Data to use >>
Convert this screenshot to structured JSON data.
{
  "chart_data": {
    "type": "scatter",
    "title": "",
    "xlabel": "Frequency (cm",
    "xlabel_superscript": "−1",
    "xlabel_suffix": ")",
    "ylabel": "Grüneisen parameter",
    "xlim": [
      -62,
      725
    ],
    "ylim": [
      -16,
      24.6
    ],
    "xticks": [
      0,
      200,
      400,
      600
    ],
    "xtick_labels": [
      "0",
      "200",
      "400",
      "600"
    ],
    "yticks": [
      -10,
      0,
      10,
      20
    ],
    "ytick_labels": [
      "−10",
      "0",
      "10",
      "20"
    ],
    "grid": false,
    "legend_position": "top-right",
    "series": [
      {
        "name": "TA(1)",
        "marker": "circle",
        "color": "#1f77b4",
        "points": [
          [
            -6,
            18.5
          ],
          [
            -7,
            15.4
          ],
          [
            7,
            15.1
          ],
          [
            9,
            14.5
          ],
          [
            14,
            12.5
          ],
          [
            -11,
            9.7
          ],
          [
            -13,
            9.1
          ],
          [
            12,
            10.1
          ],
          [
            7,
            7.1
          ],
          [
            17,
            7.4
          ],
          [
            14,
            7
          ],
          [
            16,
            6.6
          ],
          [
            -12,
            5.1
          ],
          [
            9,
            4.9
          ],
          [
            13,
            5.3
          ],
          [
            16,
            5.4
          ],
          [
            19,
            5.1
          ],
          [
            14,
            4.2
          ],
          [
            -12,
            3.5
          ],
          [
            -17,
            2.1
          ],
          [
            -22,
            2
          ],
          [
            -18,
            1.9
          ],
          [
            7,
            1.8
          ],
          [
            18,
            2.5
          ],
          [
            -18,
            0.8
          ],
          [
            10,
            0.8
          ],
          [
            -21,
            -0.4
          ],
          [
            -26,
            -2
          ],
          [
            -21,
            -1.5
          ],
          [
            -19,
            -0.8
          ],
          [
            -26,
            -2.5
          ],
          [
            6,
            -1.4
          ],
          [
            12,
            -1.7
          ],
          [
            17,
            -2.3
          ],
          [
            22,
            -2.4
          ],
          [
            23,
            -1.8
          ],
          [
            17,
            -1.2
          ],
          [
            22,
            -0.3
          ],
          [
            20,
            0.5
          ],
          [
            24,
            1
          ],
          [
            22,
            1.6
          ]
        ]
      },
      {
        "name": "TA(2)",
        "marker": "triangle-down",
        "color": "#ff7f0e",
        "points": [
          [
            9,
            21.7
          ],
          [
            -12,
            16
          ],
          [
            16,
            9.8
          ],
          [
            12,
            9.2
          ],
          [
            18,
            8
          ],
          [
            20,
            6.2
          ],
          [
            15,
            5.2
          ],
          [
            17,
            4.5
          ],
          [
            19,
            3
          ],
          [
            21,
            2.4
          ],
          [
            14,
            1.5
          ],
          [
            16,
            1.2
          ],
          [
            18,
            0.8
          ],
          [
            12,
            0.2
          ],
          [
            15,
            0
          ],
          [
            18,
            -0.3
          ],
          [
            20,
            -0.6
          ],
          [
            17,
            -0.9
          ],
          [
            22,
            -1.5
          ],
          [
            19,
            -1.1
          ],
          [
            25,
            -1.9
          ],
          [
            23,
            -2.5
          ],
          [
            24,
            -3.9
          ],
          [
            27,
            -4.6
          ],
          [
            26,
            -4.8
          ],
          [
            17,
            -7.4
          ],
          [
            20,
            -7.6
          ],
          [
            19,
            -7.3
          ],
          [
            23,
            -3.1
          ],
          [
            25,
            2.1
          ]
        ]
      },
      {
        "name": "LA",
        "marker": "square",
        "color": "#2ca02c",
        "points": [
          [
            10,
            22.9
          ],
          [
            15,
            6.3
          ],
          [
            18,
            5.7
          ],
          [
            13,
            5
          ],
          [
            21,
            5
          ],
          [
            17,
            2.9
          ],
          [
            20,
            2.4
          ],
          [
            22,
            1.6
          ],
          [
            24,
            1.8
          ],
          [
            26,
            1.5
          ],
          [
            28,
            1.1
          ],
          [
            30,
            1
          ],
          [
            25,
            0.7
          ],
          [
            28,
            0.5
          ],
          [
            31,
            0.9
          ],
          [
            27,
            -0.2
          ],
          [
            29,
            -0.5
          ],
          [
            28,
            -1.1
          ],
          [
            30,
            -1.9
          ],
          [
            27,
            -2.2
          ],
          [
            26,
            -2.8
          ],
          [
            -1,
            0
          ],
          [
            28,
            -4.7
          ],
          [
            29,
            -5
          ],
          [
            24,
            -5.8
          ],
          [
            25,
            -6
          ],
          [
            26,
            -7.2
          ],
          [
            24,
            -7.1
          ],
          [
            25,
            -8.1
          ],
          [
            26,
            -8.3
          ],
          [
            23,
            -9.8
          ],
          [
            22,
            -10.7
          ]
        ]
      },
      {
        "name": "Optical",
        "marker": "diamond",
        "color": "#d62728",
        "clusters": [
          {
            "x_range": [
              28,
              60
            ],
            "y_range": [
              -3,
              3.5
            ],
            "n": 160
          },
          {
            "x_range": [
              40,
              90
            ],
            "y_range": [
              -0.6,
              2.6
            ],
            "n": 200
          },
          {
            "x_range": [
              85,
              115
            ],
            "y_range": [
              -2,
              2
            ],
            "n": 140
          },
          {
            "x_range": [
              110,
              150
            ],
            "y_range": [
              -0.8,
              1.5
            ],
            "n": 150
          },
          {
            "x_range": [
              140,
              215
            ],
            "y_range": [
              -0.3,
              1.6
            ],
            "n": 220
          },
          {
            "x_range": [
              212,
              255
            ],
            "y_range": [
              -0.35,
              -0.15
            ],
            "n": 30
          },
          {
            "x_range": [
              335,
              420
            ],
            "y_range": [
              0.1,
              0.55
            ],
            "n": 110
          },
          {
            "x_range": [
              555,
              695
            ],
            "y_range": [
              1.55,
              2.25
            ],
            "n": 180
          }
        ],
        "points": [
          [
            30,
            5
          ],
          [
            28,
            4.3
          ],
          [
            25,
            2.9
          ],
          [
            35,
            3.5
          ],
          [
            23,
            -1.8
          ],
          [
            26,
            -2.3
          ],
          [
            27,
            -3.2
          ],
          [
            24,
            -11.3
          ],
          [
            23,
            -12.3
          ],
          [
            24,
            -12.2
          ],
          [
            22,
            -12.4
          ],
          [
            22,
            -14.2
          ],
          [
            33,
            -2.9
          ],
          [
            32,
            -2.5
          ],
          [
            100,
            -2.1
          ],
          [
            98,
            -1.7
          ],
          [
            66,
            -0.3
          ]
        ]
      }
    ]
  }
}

What this task involves >> Print the complete listing again, exactly as it stands.

Exercise result >>
Convert this screenshot to structured JSON data.
{
  "chart_data": {
    "type": "scatter",
    "title": "",
    "xlabel": "Frequency (cm",
    "xlabel_superscript": "−1",
    "xlabel_suffix": ")",
    "ylabel": "Grüneisen parameter",
    "xlim": [
      -62,
      725
    ],
    "ylim": [
      -16,
      24.6
    ],
    "xticks": [
      0,
      200,
      400,
      600
    ],
    "xtick_labels": [
      "0",
      "200",
      "400",
      "600"
    ],
    "yticks": [
      -10,
      0,
      10,
      20
    ],
    "ytick_labels": [
      "−10",
      "0",
      "10",
      "20"
    ],
    "grid": false,
    "legend_position": "top-right",
    "series": [
      {
        "name": "TA(1)",
        "marker": "circle",
        "color": "#1f77b4",
        "points": [
          [
            -6,
            18.5
          ],
          [
            -7,
            15.4
          ],
          [
            7,
            15.1
          ],
          [
            9,
            14.5
          ],
          [
            14,
            12.5
          ],
          [
            -11,
            9.7
          ],
          [
            -13,
            9.1
          ],
          [
            12,
            10.1
          ],
          [
            7,
            7.1
          ],
          [
            17,
            7.4
          ],
          [
            14,
            7
          ],
          [
            16,
            6.6
          ],
          [
            -12,
            5.1
          ],
          [
            9,
            4.9
          ],
          [
            13,
            5.3
          ],
          [
            16,
            5.4
          ],
          [
            19,
            5.1
          ],
          [
            14,
            4.2
          ],
          [
            -12,
            3.5
          ],
          [
            -17,
            2.1
          ],
          [
            -22,
            2
          ],
          [
            -18,
            1.9
          ],
          [
            7,
            1.8
          ],
          [
            18,
            2.5
          ],
          [
            -18,
            0.8
          ],
          [
            10,
            0.8
          ],
          [
            -21,
            -0.4
          ],
          [
            -26,
            -2
          ],
          [
            -21,
            -1.5
          ],
          [
            -19,
            -0.8
          ],
          [
            -26,
            -2.5
          ],
          [
            6,
            -1.4
          ],
          [
            12,
            -1.7
          ],
          [
            17,
            -2.3
          ],
          [
            22,
            -2.4
          ],
          [
            23,
            -1.8
          ],
          [
            17,
            -1.2
          ],
          [
            22,
            -0.3
          ],
          [
            20,
            0.5
          ],
          [
            24,
            1
          ],
          [
            22,
            1.6
          ]
        ]
      },
      {
        "name": "TA(2)",
        "marker": "triangle-down",
        "color": "#ff7f0e",
        "points": [
          [
            9,
            21.7
          ],
          [
            -12,
            16
          ],
          [
            16,
            9.8
          ],
          [
            12,
            9.2
          ],
          [
            18,
            8
          ],
          [
            20,
            6.2
          ],
          [
            15,
            5.2
          ],
          [
            17,
            4.5
          ],
          [
            19,
            3
          ],
          [
            21,
            2.4
          ],
          [
            14,
            1.5
          ],
          [
            16,
            1.2
          ],
          [
            18,
            0.8
          ],
          [
            12,
            0.2
          ],
          [
            15,
            0
          ],
          [
            18,
            -0.3
          ],
          [
            20,
            -0.6
          ],
          [
            17,
            -0.9
          ],
          [
            22,
            -1.5
          ],
          [
            19,
            -1.1
          ],
          [
            25,
            -1.9
          ],
          [
            23,
            -2.5
          ],
          [
            24,
            -3.9
          ],
          [
            27,
            -4.6
          ],
          [
            26,
            -4.8
          ],
          [
            17,
            -7.4
          ],
          [
            20,
            -7.6
          ],
          [
            19,
            -7.3
          ],
          [
            23,
            -3.1
          ],
          [
            25,
            2.1
          ]
        ]
      },
      {
        "name": "LA",
        "marker": "square",
        "color": "#2ca02c",
        "points": [
          [
            10,
            22.9
          ],
          [
            15,
            6.3
          ],
          [
            18,
            5.7
          ],
          [
            13,
            5
          ],
          [
            21,
            5
          ],
          [
            17,
            2.9
          ],
          [
            20,
            2.4
          ],
          [
            22,
            1.6
          ],
          [
            24,
            1.8
          ],
          [
            26,
            1.5
          ],
          [
            28,
            1.1
          ],
          [
            30,
            1
          ],
          [
            25,
            0.7
          ],
          [
            28,
            0.5
          ],
          [
            31,
            0.9
          ],
          [
            27,
            -0.2
          ],
          [
            29,
            -0.5
          ],
          [
            28,
            -1.1
          ],
          [
            30,
            -1.9
          ],
          [
            27,
            -2.2
          ],
          [
            26,
            -2.8
          ],
          [
            -1,
            0
          ],
          [
            28,
            -4.7
          ],
          [
            29,
            -5
          ],
          [
            24,
            -5.8
          ],
          [
            25,
            -6
          ],
          [
            26,
            -7.2
          ],
          [
            24,
            -7.1
          ],
          [
            25,
            -8.1
          ],
          [
            26,
            -8.3
          ],
          [
            23,
            -9.8
          ],
          [
            22,
            -10.7
          ]
        ]
      },
      {
        "name": "Optical",
        "marker": "diamond",
        "color": "#d62728",
        "clusters": [
          {
            "x_range": [
              28,
              60
            ],
            "y_range": [
              -3,
              3.5
            ],
            "n": 160
          },
          {
            "x_range": [
              40,
              90
            ],
            "y_range": [
              -0.6,
              2.6
            ],
            "n": 200
          },
          {
            "x_range": [
              85,
              115
            ],
            "y_range": [
              -2,
              2
            ],
            "n": 140
          },
          {
            "x_range": [
              110,
              150
            ],
            "y_range": [
              -0.8,
              1.5
            ],
            "n": 150
          },
          {
            "x_range": [
              140,
              215
            ],
            "y_range": [
              -0.3,
              1.6
            ],
            "n": 220
          },
          {
            "x_range": [
              212,
              255
            ],
            "y_range": [
              -0.35,
              -0.15
            ],
            "n": 30
          },
          {
            "x_range": [
              335,
              420
            ],
            "y_range": [
              0.1,
              0.55
            ],
            "n": 110
          },
          {
            "x_range": [
              555,
              695
            ],
            "y_range": [
              1.55,
              2.25
            ],
            "n": 180
          }
        ],
        "points": [
          [
            30,
            5
          ],
          [
            28,
            4.3
          ],
          [
            25,
            2.9
          ],
          [
            35,
            3.5
          ],
          [
            23,
            -1.8
          ],
          [
            26,
            -2.3
          ],
          [
            27,
            -3.2
          ],
          [
            24,
            -11.3
          ],
          [
            23,
            -12.3
          ],
          [
            24,
            -12.2
          ],
          [
            22,
            -12.4
          ],
          [
            22,
            -14.2
          ],
          [
            33,
            -2.9
          ],
          [
            32,
            -2.5
          ],
          [
            100,
            -2.1
          ],
          [
            98,
            -1.7
          ],
          [
            66,
            -0.3
          ]
        ]
      }
    ]
  }
}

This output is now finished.